### WHAT TO PRODUCE:
Without the pictures, can you quote each line below exactly?

### MATERIAL FOR THE TASK:
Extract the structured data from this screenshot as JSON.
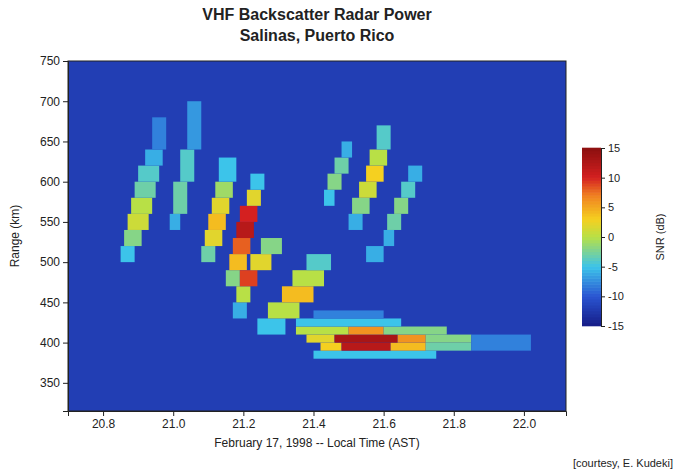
{
  "chart_data": {
    "type": "heatmap",
    "title": "VHF Backscatter Radar Power",
    "subtitle": "Salinas, Puerto Rico",
    "x_label": "February 17, 1998 -- Local Time (AST)",
    "y_label": "Range (km)",
    "annotation": "[courtesy, E. Kudeki]",
    "xlim": [
      20.7,
      22.12
    ],
    "ylim": [
      315,
      750
    ],
    "xticks": [
      20.8,
      {
        "value": 21,
        "label": "21.0"
      },
      21.2,
      21.4,
      21.6,
      21.8,
      {
        "value": 22,
        "label": "22.0"
      }
    ],
    "yticks": [
      350,
      400,
      450,
      500,
      550,
      600,
      650,
      700,
      750
    ],
    "background_snr": -12,
    "colorbar": {
      "label": "SNR (dB)",
      "range": [
        -15,
        15
      ],
      "ticks": [
        -15,
        -10,
        -5,
        0,
        5,
        10,
        15
      ]
    },
    "patches": [
      [
        20.85,
        20.89,
        500,
        520,
        -5
      ],
      [
        20.86,
        20.91,
        520,
        540,
        -2
      ],
      [
        20.87,
        20.93,
        540,
        560,
        1
      ],
      [
        20.88,
        20.94,
        560,
        580,
        0
      ],
      [
        20.89,
        20.95,
        580,
        600,
        -3
      ],
      [
        20.9,
        20.96,
        600,
        620,
        -4
      ],
      [
        20.92,
        20.97,
        620,
        640,
        -6
      ],
      [
        20.94,
        20.98,
        640,
        680,
        -8
      ],
      [
        20.99,
        21.02,
        540,
        560,
        -6
      ],
      [
        21.0,
        21.04,
        560,
        600,
        -3
      ],
      [
        21.02,
        21.06,
        600,
        640,
        -4
      ],
      [
        21.04,
        21.08,
        640,
        700,
        -7
      ],
      [
        21.08,
        21.12,
        500,
        520,
        -3
      ],
      [
        21.09,
        21.14,
        520,
        540,
        2
      ],
      [
        21.1,
        21.15,
        540,
        560,
        4
      ],
      [
        21.11,
        21.16,
        560,
        580,
        2
      ],
      [
        21.12,
        21.17,
        580,
        600,
        -1
      ],
      [
        21.13,
        21.18,
        600,
        630,
        -5
      ],
      [
        21.15,
        21.19,
        470,
        490,
        -2
      ],
      [
        21.16,
        21.21,
        490,
        510,
        4
      ],
      [
        21.17,
        21.22,
        510,
        530,
        8
      ],
      [
        21.18,
        21.23,
        530,
        550,
        12
      ],
      [
        21.19,
        21.24,
        550,
        570,
        10
      ],
      [
        21.21,
        21.25,
        570,
        590,
        2
      ],
      [
        21.22,
        21.26,
        590,
        610,
        -5
      ],
      [
        21.17,
        21.21,
        430,
        450,
        -6
      ],
      [
        21.18,
        21.22,
        450,
        470,
        0
      ],
      [
        21.19,
        21.24,
        470,
        490,
        9
      ],
      [
        21.22,
        21.28,
        490,
        510,
        2
      ],
      [
        21.25,
        21.31,
        510,
        530,
        -2
      ],
      [
        21.24,
        21.32,
        410,
        430,
        -5
      ],
      [
        21.27,
        21.36,
        430,
        450,
        0
      ],
      [
        21.31,
        21.4,
        450,
        470,
        4
      ],
      [
        21.34,
        21.43,
        470,
        490,
        0
      ],
      [
        21.38,
        21.45,
        490,
        510,
        -4
      ],
      [
        21.4,
        21.75,
        380,
        390,
        -5
      ],
      [
        21.42,
        21.48,
        390,
        400,
        3
      ],
      [
        21.48,
        21.62,
        390,
        400,
        12
      ],
      [
        21.62,
        21.72,
        390,
        400,
        4
      ],
      [
        21.72,
        21.85,
        390,
        400,
        -3
      ],
      [
        21.38,
        21.46,
        400,
        410,
        2
      ],
      [
        21.46,
        21.64,
        400,
        410,
        13
      ],
      [
        21.64,
        21.72,
        400,
        410,
        6
      ],
      [
        21.72,
        21.85,
        400,
        410,
        -2
      ],
      [
        21.35,
        21.5,
        410,
        420,
        0
      ],
      [
        21.5,
        21.6,
        410,
        420,
        6
      ],
      [
        21.6,
        21.78,
        410,
        420,
        -2
      ],
      [
        21.35,
        21.65,
        420,
        430,
        -5
      ],
      [
        21.4,
        21.6,
        430,
        440,
        -8
      ],
      [
        21.85,
        22.02,
        390,
        410,
        -8
      ],
      [
        21.43,
        21.46,
        570,
        590,
        -5
      ],
      [
        21.44,
        21.48,
        590,
        610,
        -2
      ],
      [
        21.46,
        21.5,
        610,
        630,
        -3
      ],
      [
        21.48,
        21.51,
        630,
        650,
        -6
      ],
      [
        21.5,
        21.54,
        540,
        560,
        -6
      ],
      [
        21.51,
        21.56,
        560,
        580,
        -2
      ],
      [
        21.53,
        21.58,
        580,
        600,
        1
      ],
      [
        21.55,
        21.6,
        600,
        620,
        3
      ],
      [
        21.56,
        21.61,
        620,
        640,
        0
      ],
      [
        21.58,
        21.62,
        640,
        670,
        -4
      ],
      [
        21.6,
        21.63,
        520,
        540,
        -6
      ],
      [
        21.61,
        21.65,
        540,
        560,
        -3
      ],
      [
        21.63,
        21.67,
        560,
        580,
        -2
      ],
      [
        21.65,
        21.69,
        580,
        600,
        -4
      ],
      [
        21.67,
        21.71,
        600,
        620,
        -6
      ],
      [
        21.55,
        21.6,
        500,
        520,
        -6
      ]
    ]
  }
}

### ANSWER TO THE TASK:
Extract the structured data from this screenshot as JSON.
{
  "chart_data": {
    "type": "heatmap",
    "title": "VHF Backscatter Radar Power",
    "subtitle": "Salinas, Puerto Rico",
    "x_label": "February 17, 1998 -- Local Time (AST)",
    "y_label": "Range (km)",
    "annotation": "[courtesy, E. Kudeki]",
    "xlim": [
      20.7,
      22.12
    ],
    "ylim": [
      315,
      750
    ],
    "xticks": [
      20.8,
      {
        "value": 21,
        "label": "21.0"
      },
      21.2,
      21.4,
      21.6,
      21.8,
      {
        "value": 22,
        "label": "22.0"
      }
    ],
    "yticks": [
      350,
      400,
      450,
      500,
      550,
      600,
      650,
      700,
      750
    ],
    "background_snr": -12,
    "colorbar": {
      "label": "SNR (dB)",
      "range": [
        -15,
        15
      ],
      "ticks": [
        -15,
        -10,
        -5,
        0,
        5,
        10,
        15
      ]
    },
    "patches": [
      [
        20.85,
        20.89,
        500,
        520,
        -5
      ],
      [
        20.86,
        20.91,
        520,
        540,
        -2
      ],
      [
        20.87,
        20.93,
        540,
        560,
        1
      ],
      [
        20.88,
        20.94,
        560,
        580,
        0
      ],
      [
        20.89,
        20.95,
        580,
        600,
        -3
      ],
      [
        20.9,
        20.96,
        600,
        620,
        -4
      ],
      [
        20.92,
        20.97,
        620,
        640,
        -6
      ],
      [
        20.94,
        20.98,
        640,
        680,
        -8
      ],
      [
        20.99,
        21.02,
        540,
        560,
        -6
      ],
      [
        21.0,
        21.04,
        560,
        600,
        -3
      ],
      [
        21.02,
        21.06,
        600,
        640,
        -4
      ],
      [
        21.04,
        21.08,
        640,
        700,
        -7
      ],
      [
        21.08,
        21.12,
        500,
        520,
        -3
      ],
      [
        21.09,
        21.14,
        520,
        540,
        2
      ],
      [
        21.1,
        21.15,
        540,
        560,
        4
      ],
      [
        21.11,
        21.16,
        560,
        580,
        2
      ],
      [
        21.12,
        21.17,
        580,
        600,
        -1
      ],
      [
        21.13,
        21.18,
        600,
        630,
        -5
      ],
      [
        21.15,
        21.19,
        470,
        490,
        -2
      ],
      [
        21.16,
        21.21,
        490,
        510,
        4
      ],
      [
        21.17,
        21.22,
        510,
        530,
        8
      ],
      [
        21.18,
        21.23,
        530,
        550,
        12
      ],
      [
        21.19,
        21.24,
        550,
        570,
        10
      ],
      [
        21.21,
        21.25,
        570,
        590,
        2
      ],
      [
        21.22,
        21.26,
        590,
        610,
        -5
      ],
      [
        21.17,
        21.21,
        430,
        450,
        -6
      ],
      [
        21.18,
        21.22,
        450,
        470,
        0
      ],
      [
        21.19,
        21.24,
        470,
        490,
        9
      ],
      [
        21.22,
        21.28,
        490,
        510,
        2
      ],
      [
        21.25,
        21.31,
        510,
        530,
        -2
      ],
      [
        21.24,
        21.32,
        410,
        430,
        -5
      ],
      [
        21.27,
        21.36,
        430,
        450,
        0
      ],
      [
        21.31,
        21.4,
        450,
        470,
        4
      ],
      [
        21.34,
        21.43,
        470,
        490,
        0
      ],
      [
        21.38,
        21.45,
        490,
        510,
        -4
      ],
      [
        21.4,
        21.75,
        380,
        390,
        -5
      ],
      [
        21.42,
        21.48,
        390,
        400,
        3
      ],
      [
        21.48,
        21.62,
        390,
        400,
        12
      ],
      [
        21.62,
        21.72,
        390,
        400,
        4
      ],
      [
        21.72,
        21.85,
        390,
        400,
        -3
      ],
      [
        21.38,
        21.46,
        400,
        410,
        2
      ],
      [
        21.46,
        21.64,
        400,
        410,
        13
      ],
      [
        21.64,
        21.72,
        400,
        410,
        6
      ],
      [
        21.72,
        21.85,
        400,
        410,
        -2
      ],
      [
        21.35,
        21.5,
        410,
        420,
        0
      ],
      [
        21.5,
        21.6,
        410,
        420,
        6
      ],
      [
        21.6,
        21.78,
        410,
        420,
        -2
      ],
      [
        21.35,
        21.65,
        420,
        430,
        -5
      ],
      [
        21.4,
        21.6,
        430,
        440,
        -8
      ],
      [
        21.85,
        22.02,
        390,
        410,
        -8
      ],
      [
        21.43,
        21.46,
        570,
        590,
        -5
      ],
      [
        21.44,
        21.48,
        590,
        610,
        -2
      ],
      [
        21.46,
        21.5,
        610,
        630,
        -3
      ],
      [
        21.48,
        21.51,
        630,
        650,
        -6
      ],
      [
        21.5,
        21.54,
        540,
        560,
        -6
      ],
      [
        21.51,
        21.56,
        560,
        580,
        -2
      ],
      [
        21.53,
        21.58,
        580,
        600,
        1
      ],
      [
        21.55,
        21.6,
        600,
        620,
        3
      ],
      [
        21.56,
        21.61,
        620,
        640,
        0
      ],
      [
        21.58,
        21.62,
        640,
        670,
        -4
      ],
      [
        21.6,
        21.63,
        520,
        540,
        -6
      ],
      [
        21.61,
        21.65,
        540,
        560,
        -3
      ],
      [
        21.63,
        21.67,
        560,
        580,
        -2
      ],
      [
        21.65,
        21.69,
        580,
        600,
        -4
      ],
      [
        21.67,
        21.71,
        600,
        620,
        -6
      ],
      [
        21.55,
        21.6,
        500,
        520,
        -6
      ]
    ]
  }
}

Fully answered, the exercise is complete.